> [Stored entries]
** START **

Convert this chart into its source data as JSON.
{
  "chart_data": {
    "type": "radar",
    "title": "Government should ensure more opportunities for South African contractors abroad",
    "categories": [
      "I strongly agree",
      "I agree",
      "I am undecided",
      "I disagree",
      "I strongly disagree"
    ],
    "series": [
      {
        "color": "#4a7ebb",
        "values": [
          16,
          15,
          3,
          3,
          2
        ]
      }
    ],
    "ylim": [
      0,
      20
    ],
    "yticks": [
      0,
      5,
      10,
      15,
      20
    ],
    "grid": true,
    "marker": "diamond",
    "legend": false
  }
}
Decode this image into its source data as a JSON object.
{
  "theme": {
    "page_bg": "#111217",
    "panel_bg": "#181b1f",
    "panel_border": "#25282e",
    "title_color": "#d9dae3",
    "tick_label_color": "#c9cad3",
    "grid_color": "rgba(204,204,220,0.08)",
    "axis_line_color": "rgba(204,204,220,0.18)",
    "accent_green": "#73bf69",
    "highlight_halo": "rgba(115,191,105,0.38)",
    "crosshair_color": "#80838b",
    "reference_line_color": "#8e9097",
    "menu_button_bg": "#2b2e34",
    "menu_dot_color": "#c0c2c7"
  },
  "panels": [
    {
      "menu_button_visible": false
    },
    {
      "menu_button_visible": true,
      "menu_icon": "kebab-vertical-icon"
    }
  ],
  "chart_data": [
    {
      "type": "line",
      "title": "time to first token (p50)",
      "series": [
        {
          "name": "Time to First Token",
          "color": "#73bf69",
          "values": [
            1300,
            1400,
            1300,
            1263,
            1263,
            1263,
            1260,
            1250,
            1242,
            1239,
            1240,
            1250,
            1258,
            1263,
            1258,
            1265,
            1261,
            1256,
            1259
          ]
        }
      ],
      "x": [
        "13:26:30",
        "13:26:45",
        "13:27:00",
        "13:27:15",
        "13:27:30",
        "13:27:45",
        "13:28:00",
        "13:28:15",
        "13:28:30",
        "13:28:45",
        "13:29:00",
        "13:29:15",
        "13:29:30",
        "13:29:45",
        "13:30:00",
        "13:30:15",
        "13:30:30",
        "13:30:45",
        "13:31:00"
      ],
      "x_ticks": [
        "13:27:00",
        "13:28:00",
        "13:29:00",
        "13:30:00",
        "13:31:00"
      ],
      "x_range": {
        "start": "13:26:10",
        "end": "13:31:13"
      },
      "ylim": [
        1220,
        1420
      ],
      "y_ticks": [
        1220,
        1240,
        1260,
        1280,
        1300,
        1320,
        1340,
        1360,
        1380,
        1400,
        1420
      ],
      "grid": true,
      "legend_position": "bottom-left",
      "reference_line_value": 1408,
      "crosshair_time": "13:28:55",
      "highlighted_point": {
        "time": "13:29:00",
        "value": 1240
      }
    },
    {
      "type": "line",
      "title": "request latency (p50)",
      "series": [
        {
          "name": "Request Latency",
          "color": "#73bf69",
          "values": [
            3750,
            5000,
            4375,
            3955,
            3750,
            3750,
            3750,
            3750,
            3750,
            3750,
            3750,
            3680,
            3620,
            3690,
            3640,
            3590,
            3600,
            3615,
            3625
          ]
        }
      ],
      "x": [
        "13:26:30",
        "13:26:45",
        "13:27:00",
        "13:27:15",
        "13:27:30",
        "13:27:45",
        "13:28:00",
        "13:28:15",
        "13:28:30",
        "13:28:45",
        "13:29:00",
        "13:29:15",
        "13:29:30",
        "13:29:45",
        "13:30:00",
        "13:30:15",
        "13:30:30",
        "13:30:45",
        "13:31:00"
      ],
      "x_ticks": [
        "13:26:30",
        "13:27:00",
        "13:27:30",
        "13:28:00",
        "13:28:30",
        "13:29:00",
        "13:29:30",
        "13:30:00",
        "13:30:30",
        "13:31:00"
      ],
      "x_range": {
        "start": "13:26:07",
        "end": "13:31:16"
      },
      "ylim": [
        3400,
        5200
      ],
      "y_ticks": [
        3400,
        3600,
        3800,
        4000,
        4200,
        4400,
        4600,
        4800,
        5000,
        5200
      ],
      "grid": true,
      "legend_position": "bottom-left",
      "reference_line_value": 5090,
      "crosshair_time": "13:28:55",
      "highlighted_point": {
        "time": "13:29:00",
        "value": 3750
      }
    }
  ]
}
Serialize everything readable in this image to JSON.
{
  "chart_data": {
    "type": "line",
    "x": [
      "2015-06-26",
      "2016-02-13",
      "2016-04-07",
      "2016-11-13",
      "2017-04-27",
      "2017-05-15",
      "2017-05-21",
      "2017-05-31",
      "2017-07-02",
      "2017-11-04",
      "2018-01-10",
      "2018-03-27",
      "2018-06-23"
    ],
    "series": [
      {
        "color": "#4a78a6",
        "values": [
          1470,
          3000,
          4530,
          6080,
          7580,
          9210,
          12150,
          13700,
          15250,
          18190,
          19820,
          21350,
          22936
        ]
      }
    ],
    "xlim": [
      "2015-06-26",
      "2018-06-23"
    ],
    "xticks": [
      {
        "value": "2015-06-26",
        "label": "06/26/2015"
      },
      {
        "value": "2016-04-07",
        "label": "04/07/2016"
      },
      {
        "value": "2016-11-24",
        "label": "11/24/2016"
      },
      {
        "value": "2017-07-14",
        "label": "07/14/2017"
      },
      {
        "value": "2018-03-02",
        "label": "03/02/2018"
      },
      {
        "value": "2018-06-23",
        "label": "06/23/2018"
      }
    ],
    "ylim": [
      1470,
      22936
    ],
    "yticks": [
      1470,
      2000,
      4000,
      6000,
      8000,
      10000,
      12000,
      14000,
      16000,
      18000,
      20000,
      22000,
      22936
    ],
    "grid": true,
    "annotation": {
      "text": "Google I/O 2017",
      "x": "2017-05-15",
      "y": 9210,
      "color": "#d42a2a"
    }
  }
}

** END **

> [What you will do]
Extract the complete set of records unchanged.

> [The reply]
Convert this chart into its source data as JSON.
{
  "chart_data": {
    "type": "radar",
    "title": "Government should ensure more opportunities for South African contractors abroad",
    "categories": [
      "I strongly agree",
      "I agree",
      "I am undecided",
      "I disagree",
      "I strongly disagree"
    ],
    "series": [
      {
        "color": "#4a7ebb",
        "values": [
          16,
          15,
          3,
          3,
          2
        ]
      }
    ],
    "ylim": [
      0,
      20
    ],
    "yticks": [
      0,
      5,
      10,
      15,
      20
    ],
    "grid": true,
    "marker": "diamond",
    "legend": false
  }
}
Decode this image into its source data as a JSON object.
{
  "theme": {
    "page_bg": "#111217",
    "panel_bg": "#181b1f",
    "panel_border": "#25282e",
    "title_color": "#d9dae3",
    "tick_label_color": "#c9cad3",
    "grid_color": "rgba(204,204,220,0.08)",
    "axis_line_color": "rgba(204,204,220,0.18)",
    "accent_green": "#73bf69",
    "highlight_halo": "rgba(115,191,105,0.38)",
    "crosshair_color": "#80838b",
    "reference_line_color": "#8e9097",
    "menu_button_bg": "#2b2e34",
    "menu_dot_color": "#c0c2c7"
  },
  "panels": [
    {
      "menu_button_visible": false
    },
    {
      "menu_button_visible": true,
      "menu_icon": "kebab-vertical-icon"
    }
  ],
  "chart_data": [
    {
      "type": "line",
      "title": "time to first token (p50)",
      "series": [
        {
          "name": "Time to First Token",
          "color": "#73bf69",
          "values": [
            1300,
            1400,
            1300,
            1263,
            1263,
            1263,
            1260,
            1250,
            1242,
            1239,
            1240,
            1250,
            1258,
            1263,
            1258,
            1265,
            1261,
            1256,
            1259
          ]
        }
      ],
      "x": [
        "13:26:30",
        "13:26:45",
        "13:27:00",
        "13:27:15",
        "13:27:30",
        "13:27:45",
        "13:28:00",
        "13:28:15",
        "13:28:30",
        "13:28:45",
        "13:29:00",
        "13:29:15",
        "13:29:30",
        "13:29:45",
        "13:30:00",
        "13:30:15",
        "13:30:30",
        "13:30:45",
        "13:31:00"
      ],
      "x_ticks": [
        "13:27:00",
        "13:28:00",
        "13:29:00",
        "13:30:00",
        "13:31:00"
      ],
      "x_range": {
        "start": "13:26:10",
        "end": "13:31:13"
      },
      "ylim": [
        1220,
        1420
      ],
      "y_ticks": [
        1220,
        1240,
        1260,
        1280,
        1300,
        1320,
        1340,
        1360,
        1380,
        1400,
        1420
      ],
      "grid": true,
      "legend_position": "bottom-left",
      "reference_line_value": 1408,
      "crosshair_time": "13:28:55",
      "highlighted_point": {
        "time": "13:29:00",
        "value": 1240
      }
    },
    {
      "type": "line",
      "title": "request latency (p50)",
      "series": [
        {
          "name": "Request Latency",
          "color": "#73bf69",
          "values": [
            3750,
            5000,
            4375,
            3955,
            3750,
            3750,
            3750,
            3750,
            3750,
            3750,
            3750,
            3680,
            3620,
            3690,
            3640,
            3590,
            3600,
            3615,
            3625
          ]
        }
      ],
      "x": [
        "13:26:30",
        "13:26:45",
        "13:27:00",
        "13:27:15",
        "13:27:30",
        "13:27:45",
        "13:28:00",
        "13:28:15",
        "13:28:30",
        "13:28:45",
        "13:29:00",
        "13:29:15",
        "13:29:30",
        "13:29:45",
        "13:30:00",
        "13:30:15",
        "13:30:30",
        "13:30:45",
        "13:31:00"
      ],
      "x_ticks": [
        "13:26:30",
        "13:27:00",
        "13:27:30",
        "13:28:00",
        "13:28:30",
        "13:29:00",
        "13:29:30",
        "13:30:00",
        "13:30:30",
        "13:31:00"
      ],
      "x_range": {
        "start": "13:26:07",
        "end": "13:31:16"
      },
      "ylim": [
        3400,
        5200
      ],
      "y_ticks": [
        3400,
        3600,
        3800,
        4000,
        4200,
        4400,
        4600,
        4800,
        5000,
        5200
      ],
      "grid": true,
      "legend_position": "bottom-left",
      "reference_line_value": 5090,
      "crosshair_time": "13:28:55",
      "highlighted_point": {
        "time": "13:29:00",
        "value": 3750
      }
    }
  ]
}
Serialize everything readable in this image to JSON.
{
  "chart_data": {
    "type": "line",
    "x": [
      "2015-06-26",
      "2016-02-13",
      "2016-04-07",
      "2016-11-13",
      "2017-04-27",
      "2017-05-15",
      "2017-05-21",
      "2017-05-31",
      "2017-07-02",
      "2017-11-04",
      "2018-01-10",
      "2018-03-27",
      "2018-06-23"
    ],
    "series": [
      {
        "color": "#4a78a6",
        "values": [
          1470,
          3000,
          4530,
          6080,
          7580,
          9210,
          12150,
          13700,
          15250,
          18190,
          19820,
          21350,
          22936
        ]
      }
    ],
    "xlim": [
      "2015-06-26",
      "2018-06-23"
    ],
    "xticks": [
      {
        "value": "2015-06-26",
        "label": "06/26/2015"
      },
      {
        "value": "2016-04-07",
        "label": "04/07/2016"
      },
      {
        "value": "2016-11-24",
        "label": "11/24/2016"
      },
      {
        "value": "2017-07-14",
        "label": "07/14/2017"
      },
      {
        "value": "2018-03-02",
        "label": "03/02/2018"
      },
      {
        "value": "2018-06-23",
        "label": "06/23/2018"
      }
    ],
    "ylim": [
      1470,
      22936
    ],
    "yticks": [
      1470,
      2000,
      4000,
      6000,
      8000,
      10000,
      12000,
      14000,
      16000,
      18000,
      20000,
      22000,
      22936
    ],
    "grid": true,
    "annotation": {
      "text": "Google I/O 2017",
      "x": "2017-05-15",
      "y": 9210,
      "color": "#d42a2a"
    }
  }
}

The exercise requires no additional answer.